<<<<

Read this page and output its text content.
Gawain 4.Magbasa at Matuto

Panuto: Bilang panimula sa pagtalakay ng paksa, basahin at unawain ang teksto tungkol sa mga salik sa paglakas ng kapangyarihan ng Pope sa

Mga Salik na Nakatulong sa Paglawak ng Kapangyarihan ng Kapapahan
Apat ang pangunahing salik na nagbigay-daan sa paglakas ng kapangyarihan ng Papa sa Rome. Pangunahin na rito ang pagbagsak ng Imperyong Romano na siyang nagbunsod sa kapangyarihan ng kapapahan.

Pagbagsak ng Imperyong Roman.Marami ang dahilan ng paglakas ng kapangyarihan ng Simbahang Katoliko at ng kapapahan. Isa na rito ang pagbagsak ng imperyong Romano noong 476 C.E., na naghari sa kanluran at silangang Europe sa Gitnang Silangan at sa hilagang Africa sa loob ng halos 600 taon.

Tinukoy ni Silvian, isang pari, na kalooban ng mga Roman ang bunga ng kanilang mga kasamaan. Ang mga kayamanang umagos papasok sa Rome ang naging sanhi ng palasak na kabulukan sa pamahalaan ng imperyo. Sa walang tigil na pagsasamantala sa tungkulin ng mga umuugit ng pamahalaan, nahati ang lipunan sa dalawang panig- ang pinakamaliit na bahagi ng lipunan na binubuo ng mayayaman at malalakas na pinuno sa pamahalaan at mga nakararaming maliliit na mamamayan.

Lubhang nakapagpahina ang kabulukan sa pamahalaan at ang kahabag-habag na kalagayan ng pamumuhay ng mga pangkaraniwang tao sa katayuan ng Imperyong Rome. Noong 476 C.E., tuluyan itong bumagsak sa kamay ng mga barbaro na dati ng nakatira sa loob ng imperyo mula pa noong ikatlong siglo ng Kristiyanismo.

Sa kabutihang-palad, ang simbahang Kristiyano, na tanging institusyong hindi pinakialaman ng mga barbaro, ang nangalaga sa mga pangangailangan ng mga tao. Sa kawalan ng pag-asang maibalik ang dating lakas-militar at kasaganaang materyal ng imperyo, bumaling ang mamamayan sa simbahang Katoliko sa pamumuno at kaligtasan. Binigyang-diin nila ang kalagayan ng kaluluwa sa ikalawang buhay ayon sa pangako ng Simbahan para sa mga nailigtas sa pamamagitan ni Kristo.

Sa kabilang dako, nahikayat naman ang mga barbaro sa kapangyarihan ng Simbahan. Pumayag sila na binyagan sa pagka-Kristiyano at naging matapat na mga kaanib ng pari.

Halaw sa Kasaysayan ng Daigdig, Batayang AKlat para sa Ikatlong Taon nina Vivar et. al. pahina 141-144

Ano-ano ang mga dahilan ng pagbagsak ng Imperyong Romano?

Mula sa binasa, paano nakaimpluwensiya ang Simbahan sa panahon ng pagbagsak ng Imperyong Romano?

>>>>
<<<<

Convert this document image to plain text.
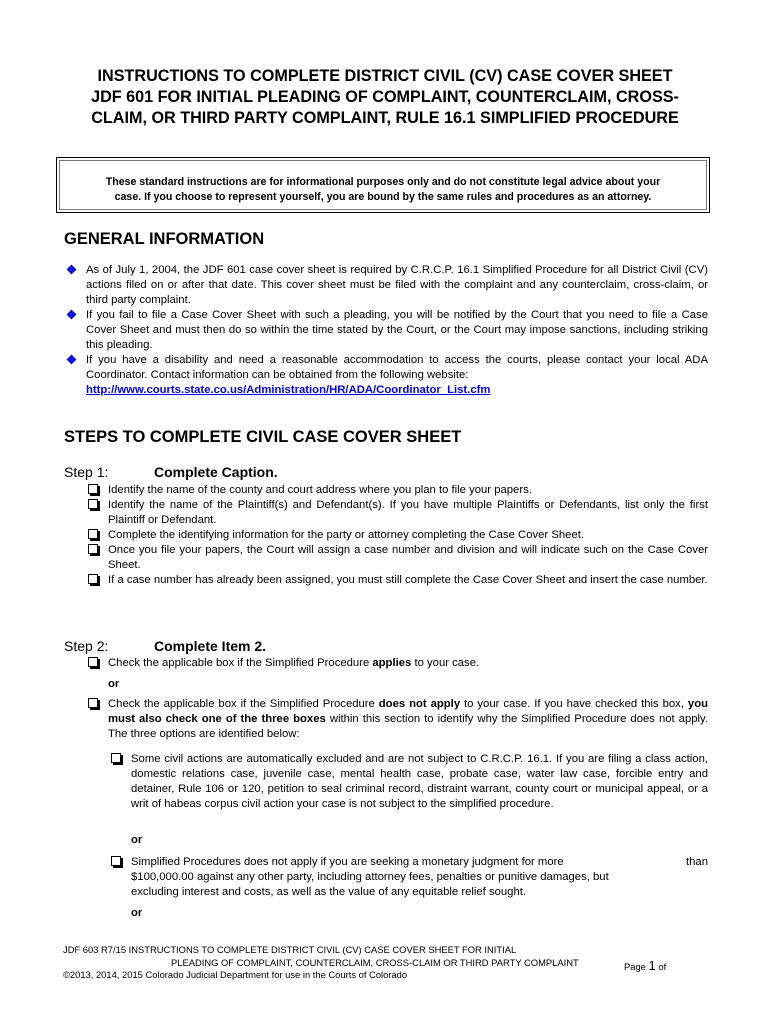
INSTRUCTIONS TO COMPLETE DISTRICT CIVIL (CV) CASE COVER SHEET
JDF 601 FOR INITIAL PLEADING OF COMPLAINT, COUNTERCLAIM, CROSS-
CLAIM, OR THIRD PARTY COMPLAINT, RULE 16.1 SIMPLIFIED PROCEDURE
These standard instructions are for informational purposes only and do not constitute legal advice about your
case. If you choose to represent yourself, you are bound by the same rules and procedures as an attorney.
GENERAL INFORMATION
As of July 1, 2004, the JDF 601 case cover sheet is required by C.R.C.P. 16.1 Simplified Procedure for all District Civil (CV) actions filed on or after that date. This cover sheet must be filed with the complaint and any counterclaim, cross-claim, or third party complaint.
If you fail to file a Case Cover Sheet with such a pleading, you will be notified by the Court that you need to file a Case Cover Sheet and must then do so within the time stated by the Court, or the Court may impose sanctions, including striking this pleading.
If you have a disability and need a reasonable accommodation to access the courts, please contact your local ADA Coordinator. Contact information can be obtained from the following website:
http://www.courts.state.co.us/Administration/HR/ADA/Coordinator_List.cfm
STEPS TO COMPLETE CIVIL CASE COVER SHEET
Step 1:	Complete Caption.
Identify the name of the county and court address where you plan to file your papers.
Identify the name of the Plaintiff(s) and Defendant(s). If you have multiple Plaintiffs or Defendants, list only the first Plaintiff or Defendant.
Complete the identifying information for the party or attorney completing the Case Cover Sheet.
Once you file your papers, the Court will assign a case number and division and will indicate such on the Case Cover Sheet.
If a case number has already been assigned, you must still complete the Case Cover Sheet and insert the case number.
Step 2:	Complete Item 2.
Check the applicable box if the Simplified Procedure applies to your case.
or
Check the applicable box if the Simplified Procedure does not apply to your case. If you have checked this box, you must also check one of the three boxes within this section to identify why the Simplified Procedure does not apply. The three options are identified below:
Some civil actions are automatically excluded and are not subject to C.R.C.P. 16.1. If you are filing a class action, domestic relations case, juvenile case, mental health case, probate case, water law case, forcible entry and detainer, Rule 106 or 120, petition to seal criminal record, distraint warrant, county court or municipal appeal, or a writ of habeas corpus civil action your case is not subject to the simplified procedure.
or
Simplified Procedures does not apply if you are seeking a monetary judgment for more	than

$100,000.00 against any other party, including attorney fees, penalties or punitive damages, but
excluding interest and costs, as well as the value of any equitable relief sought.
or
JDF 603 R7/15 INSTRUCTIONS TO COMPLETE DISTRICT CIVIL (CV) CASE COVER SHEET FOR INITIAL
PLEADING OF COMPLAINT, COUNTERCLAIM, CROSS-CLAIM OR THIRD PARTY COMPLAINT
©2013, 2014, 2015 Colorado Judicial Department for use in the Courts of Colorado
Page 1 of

>>>>
<<<<

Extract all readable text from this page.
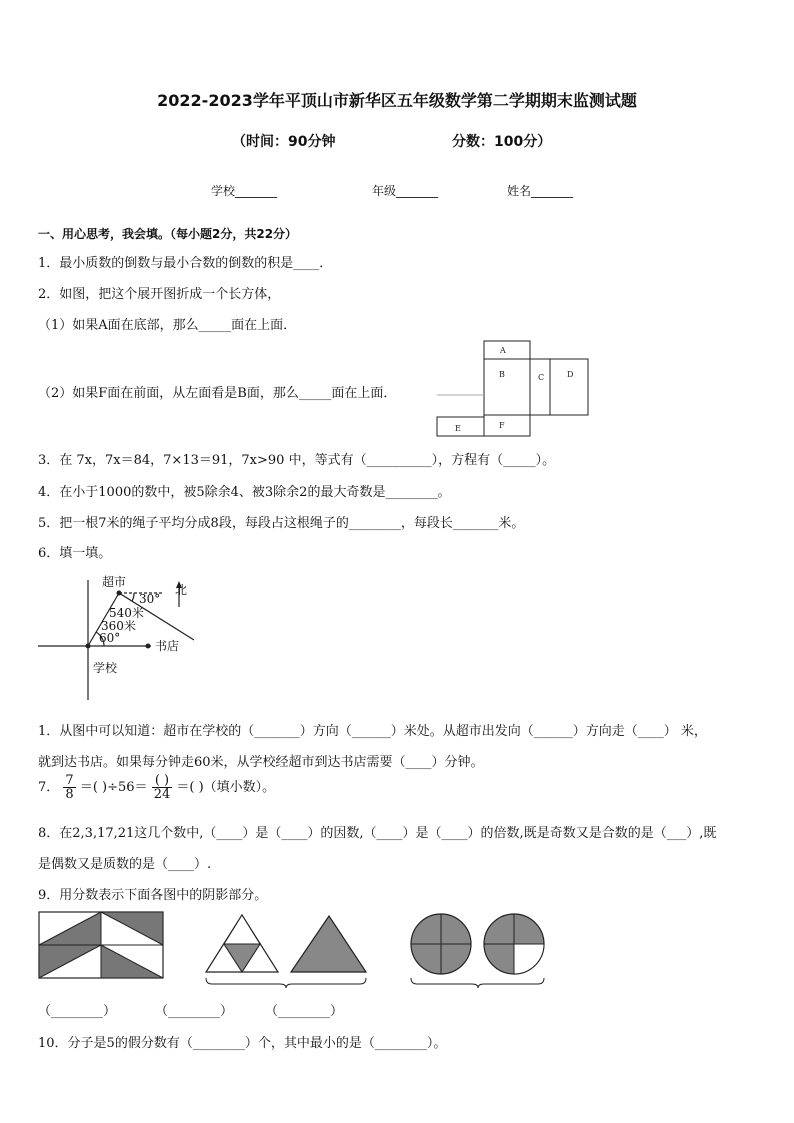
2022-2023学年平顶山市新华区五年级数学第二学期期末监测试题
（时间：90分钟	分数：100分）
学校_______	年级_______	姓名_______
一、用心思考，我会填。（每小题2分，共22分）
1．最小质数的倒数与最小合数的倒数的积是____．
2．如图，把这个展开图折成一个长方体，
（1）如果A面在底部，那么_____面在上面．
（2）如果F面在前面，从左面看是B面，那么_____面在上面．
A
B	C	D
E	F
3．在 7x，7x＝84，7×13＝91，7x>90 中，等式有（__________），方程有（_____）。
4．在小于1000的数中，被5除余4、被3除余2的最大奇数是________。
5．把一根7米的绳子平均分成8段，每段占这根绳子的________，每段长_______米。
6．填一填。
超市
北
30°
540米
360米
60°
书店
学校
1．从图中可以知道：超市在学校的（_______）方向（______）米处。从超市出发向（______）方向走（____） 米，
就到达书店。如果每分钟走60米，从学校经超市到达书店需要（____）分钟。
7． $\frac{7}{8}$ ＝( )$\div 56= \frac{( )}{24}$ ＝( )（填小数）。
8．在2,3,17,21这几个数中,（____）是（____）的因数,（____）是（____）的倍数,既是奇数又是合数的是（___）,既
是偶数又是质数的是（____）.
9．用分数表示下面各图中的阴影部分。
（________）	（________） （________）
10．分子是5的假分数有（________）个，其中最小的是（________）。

>>>>

» **Short problem**:
Locate the word "must" in the data above. Copy every line carrying it.

» **The answer**:
As of July 1, 2004, the JDF 601 case cover sheet is required by C.R.C.P. 16.1 Simplified Procedure for all District Civil (CV) actions filed on or after that date. This cover sheet must be filed with the complaint and any counterclaim, cross-claim, or third party complaint.
If you fail to file a Case Cover Sheet with such a pleading, you will be notified by the Court that you need to file a Case Cover Sheet and must then do so within the time stated by the Court, or the Court may impose sanctions, including striking this pleading.
If a case number has already been assigned, you must still complete the Case Cover Sheet and insert the case number.
Check the applicable box if the Simplified Procedure does not apply to your case. If you have checked this box, you must also check one of the three boxes within this section to identify why the Simplified Procedure does not apply. The three options are identified below:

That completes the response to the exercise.